Copy out the entries below precisely; nothing is to be omitted.
start PROVIDED RECORDS
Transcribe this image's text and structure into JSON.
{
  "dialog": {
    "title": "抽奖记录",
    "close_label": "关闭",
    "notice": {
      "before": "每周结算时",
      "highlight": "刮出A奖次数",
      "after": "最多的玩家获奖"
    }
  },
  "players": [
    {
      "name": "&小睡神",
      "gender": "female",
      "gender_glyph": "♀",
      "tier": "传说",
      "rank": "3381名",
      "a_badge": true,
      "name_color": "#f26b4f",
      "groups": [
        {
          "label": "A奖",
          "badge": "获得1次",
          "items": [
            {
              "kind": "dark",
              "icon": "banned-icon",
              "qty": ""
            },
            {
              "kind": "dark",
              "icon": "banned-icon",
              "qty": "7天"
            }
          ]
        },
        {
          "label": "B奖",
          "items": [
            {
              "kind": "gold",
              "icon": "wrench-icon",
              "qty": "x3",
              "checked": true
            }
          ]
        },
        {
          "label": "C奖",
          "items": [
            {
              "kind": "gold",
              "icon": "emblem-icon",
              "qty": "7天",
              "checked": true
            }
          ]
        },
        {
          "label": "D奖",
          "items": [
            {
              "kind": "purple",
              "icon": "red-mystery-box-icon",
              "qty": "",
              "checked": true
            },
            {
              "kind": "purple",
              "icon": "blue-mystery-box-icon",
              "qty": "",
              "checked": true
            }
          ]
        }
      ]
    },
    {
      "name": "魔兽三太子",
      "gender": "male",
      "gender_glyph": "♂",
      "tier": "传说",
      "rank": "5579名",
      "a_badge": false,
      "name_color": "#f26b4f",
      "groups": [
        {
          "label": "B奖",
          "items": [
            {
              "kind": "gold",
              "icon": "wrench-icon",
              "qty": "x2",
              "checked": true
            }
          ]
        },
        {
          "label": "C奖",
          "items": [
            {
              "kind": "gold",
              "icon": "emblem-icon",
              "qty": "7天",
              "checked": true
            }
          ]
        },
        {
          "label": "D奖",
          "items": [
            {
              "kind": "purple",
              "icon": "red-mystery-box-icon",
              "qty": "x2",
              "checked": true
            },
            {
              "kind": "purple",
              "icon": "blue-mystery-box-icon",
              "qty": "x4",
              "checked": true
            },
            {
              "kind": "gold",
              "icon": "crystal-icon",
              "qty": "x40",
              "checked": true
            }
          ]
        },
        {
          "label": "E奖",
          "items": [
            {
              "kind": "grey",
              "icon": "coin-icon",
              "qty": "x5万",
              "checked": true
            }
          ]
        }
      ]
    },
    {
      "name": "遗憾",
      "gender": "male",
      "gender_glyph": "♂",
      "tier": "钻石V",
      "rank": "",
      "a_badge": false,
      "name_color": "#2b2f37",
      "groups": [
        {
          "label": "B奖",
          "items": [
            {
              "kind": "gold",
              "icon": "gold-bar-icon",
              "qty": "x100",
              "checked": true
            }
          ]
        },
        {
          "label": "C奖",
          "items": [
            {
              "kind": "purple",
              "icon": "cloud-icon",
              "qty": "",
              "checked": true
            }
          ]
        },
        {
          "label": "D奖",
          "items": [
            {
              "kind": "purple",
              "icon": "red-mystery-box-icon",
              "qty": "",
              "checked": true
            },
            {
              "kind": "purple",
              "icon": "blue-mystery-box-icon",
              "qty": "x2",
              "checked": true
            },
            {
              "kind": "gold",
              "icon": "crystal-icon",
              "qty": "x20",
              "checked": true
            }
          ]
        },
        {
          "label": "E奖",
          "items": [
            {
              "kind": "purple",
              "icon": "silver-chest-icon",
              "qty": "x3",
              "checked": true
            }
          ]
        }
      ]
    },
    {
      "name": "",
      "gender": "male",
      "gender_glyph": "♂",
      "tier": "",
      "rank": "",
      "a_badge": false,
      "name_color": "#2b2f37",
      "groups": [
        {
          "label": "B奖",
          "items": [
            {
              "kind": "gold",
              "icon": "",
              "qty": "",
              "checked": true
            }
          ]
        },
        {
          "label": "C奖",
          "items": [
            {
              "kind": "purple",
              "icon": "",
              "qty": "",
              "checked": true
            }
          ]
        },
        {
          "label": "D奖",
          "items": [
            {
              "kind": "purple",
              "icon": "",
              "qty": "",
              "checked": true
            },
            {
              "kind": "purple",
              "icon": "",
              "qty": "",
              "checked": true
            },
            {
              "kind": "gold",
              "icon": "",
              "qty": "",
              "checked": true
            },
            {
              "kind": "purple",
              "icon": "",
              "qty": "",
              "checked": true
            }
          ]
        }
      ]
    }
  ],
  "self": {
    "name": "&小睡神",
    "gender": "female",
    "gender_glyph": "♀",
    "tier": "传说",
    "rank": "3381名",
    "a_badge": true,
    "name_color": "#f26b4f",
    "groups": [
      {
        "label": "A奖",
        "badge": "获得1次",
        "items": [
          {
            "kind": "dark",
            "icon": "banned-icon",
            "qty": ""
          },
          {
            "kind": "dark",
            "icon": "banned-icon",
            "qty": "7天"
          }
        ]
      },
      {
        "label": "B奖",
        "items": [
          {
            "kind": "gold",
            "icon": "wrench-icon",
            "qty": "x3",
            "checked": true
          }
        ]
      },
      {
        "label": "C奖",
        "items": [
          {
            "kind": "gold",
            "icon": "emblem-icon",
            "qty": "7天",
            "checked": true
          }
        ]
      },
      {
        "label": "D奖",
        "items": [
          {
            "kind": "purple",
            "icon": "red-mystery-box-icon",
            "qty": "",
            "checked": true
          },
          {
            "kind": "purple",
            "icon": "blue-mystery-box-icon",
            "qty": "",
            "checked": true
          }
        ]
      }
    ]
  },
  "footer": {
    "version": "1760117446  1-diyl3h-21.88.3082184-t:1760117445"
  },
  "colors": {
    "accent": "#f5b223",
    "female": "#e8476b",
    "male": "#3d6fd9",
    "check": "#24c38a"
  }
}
end PROVIDED RECORDS
### RESULT
Transcribe this image's text and structure into JSON.
{
  "dialog": {
    "title": "抽奖记录",
    "close_label": "关闭",
    "notice": {
      "before": "每周结算时",
      "highlight": "刮出A奖次数",
      "after": "最多的玩家获奖"
    }
  },
  "players": [
    {
      "name": "&小睡神",
      "gender": "female",
      "gender_glyph": "♀",
      "tier": "传说",
      "rank": "3381名",
      "a_badge": true,
      "name_color": "#f26b4f",
      "groups": [
        {
          "label": "A奖",
          "badge": "获得1次",
          "items": [
            {
              "kind": "dark",
              "icon": "banned-icon",
              "qty": ""
            },
            {
              "kind": "dark",
              "icon": "banned-icon",
              "qty": "7天"
            }
          ]
        },
        {
          "label": "B奖",
          "items": [
            {
              "kind": "gold",
              "icon": "wrench-icon",
              "qty": "x3",
              "checked": true
            }
          ]
        },
        {
          "label": "C奖",
          "items": [
            {
              "kind": "gold",
              "icon": "emblem-icon",
              "qty": "7天",
              "checked": true
            }
          ]
        },
        {
          "label": "D奖",
          "items": [
            {
              "kind": "purple",
              "icon": "red-mystery-box-icon",
              "qty": "",
              "checked": true
            },
            {
              "kind": "purple",
              "icon": "blue-mystery-box-icon",
              "qty": "",
              "checked": true
            }
          ]
        }
      ]
    },
    {
      "name": "魔兽三太子",
      "gender": "male",
      "gender_glyph": "♂",
      "tier": "传说",
      "rank": "5579名",
      "a_badge": false,
      "name_color": "#f26b4f",
      "groups": [
        {
          "label": "B奖",
          "items": [
            {
              "kind": "gold",
              "icon": "wrench-icon",
              "qty": "x2",
              "checked": true
            }
          ]
        },
        {
          "label": "C奖",
          "items": [
            {
              "kind": "gold",
              "icon": "emblem-icon",
              "qty": "7天",
              "checked": true
            }
          ]
        },
        {
          "label": "D奖",
          "items": [
            {
              "kind": "purple",
              "icon": "red-mystery-box-icon",
              "qty": "x2",
              "checked": true
            },
            {
              "kind": "purple",
              "icon": "blue-mystery-box-icon",
              "qty": "x4",
              "checked": true
            },
            {
              "kind": "gold",
              "icon": "crystal-icon",
              "qty": "x40",
              "checked": true
            }
          ]
        },
        {
          "label": "E奖",
          "items": [
            {
              "kind": "grey",
              "icon": "coin-icon",
              "qty": "x5万",
              "checked": true
            }
          ]
        }
      ]
    },
    {
      "name": "遗憾",
      "gender": "male",
      "gender_glyph": "♂",
      "tier": "钻石V",
      "rank": "",
      "a_badge": false,
      "name_color": "#2b2f37",
      "groups": [
        {
          "label": "B奖",
          "items": [
            {
              "kind": "gold",
              "icon": "gold-bar-icon",
              "qty": "x100",
              "checked": true
            }
          ]
        },
        {
          "label": "C奖",
          "items": [
            {
              "kind": "purple",
              "icon": "cloud-icon",
              "qty": "",
              "checked": true
            }
          ]
        },
        {
          "label": "D奖",
          "items": [
            {
              "kind": "purple",
              "icon": "red-mystery-box-icon",
              "qty": "",
              "checked": true
            },
            {
              "kind": "purple",
              "icon": "blue-mystery-box-icon",
              "qty": "x2",
              "checked": true
            },
            {
              "kind": "gold",
              "icon": "crystal-icon",
              "qty": "x20",
              "checked": true
            }
          ]
        },
        {
          "label": "E奖",
          "items": [
            {
              "kind": "purple",
              "icon": "silver-chest-icon",
              "qty": "x3",
              "checked": true
            }
          ]
        }
      ]
    },
    {
      "name": "",
      "gender": "male",
      "gender_glyph": "♂",
      "tier": "",
      "rank": "",
      "a_badge": false,
      "name_color": "#2b2f37",
      "groups": [
        {
          "label": "B奖",
          "items": [
            {
              "kind": "gold",
              "icon": "",
              "qty": "",
              "checked": true
            }
          ]
        },
        {
          "label": "C奖",
          "items": [
            {
              "kind": "purple",
              "icon": "",
              "qty": "",
              "checked": true
            }
          ]
        },
        {
          "label": "D奖",
          "items": [
            {
              "kind": "purple",
              "icon": "",
              "qty": "",
              "checked": true
            },
            {
              "kind": "purple",
              "icon": "",
              "qty": "",
              "checked": true
            },
            {
              "kind": "gold",
              "icon": "",
              "qty": "",
              "checked": true
            },
            {
              "kind": "purple",
              "icon": "",
              "qty": "",
              "checked": true
            }
          ]
        }
      ]
    }
  ],
  "self": {
    "name": "&小睡神",
    "gender": "female",
    "gender_glyph": "♀",
    "tier": "传说",
    "rank": "3381名",
    "a_badge": true,
    "name_color": "#f26b4f",
    "groups": [
      {
        "label": "A奖",
        "badge": "获得1次",
        "items": [
          {
            "kind": "dark",
            "icon": "banned-icon",
            "qty": ""
          },
          {
            "kind": "dark",
            "icon": "banned-icon",
            "qty": "7天"
          }
        ]
      },
      {
        "label": "B奖",
        "items": [
          {
            "kind": "gold",
            "icon": "wrench-icon",
            "qty": "x3",
            "checked": true
          }
        ]
      },
      {
        "label": "C奖",
        "items": [
          {
            "kind": "gold",
            "icon": "emblem-icon",
            "qty": "7天",
            "checked": true
          }
        ]
      },
      {
        "label": "D奖",
        "items": [
          {
            "kind": "purple",
            "icon": "red-mystery-box-icon",
            "qty": "",
            "checked": true
          },
          {
            "kind": "purple",
            "icon": "blue-mystery-box-icon",
            "qty": "",
            "checked": true
          }
        ]
      }
    ]
  },
  "footer": {
    "version": "1760117446  1-diyl3h-21.88.3082184-t:1760117445"
  },
  "colors": {
    "accent": "#f5b223",
    "female": "#e8476b",
    "male": "#3d6fd9",
    "check": "#24c38a"
  }
}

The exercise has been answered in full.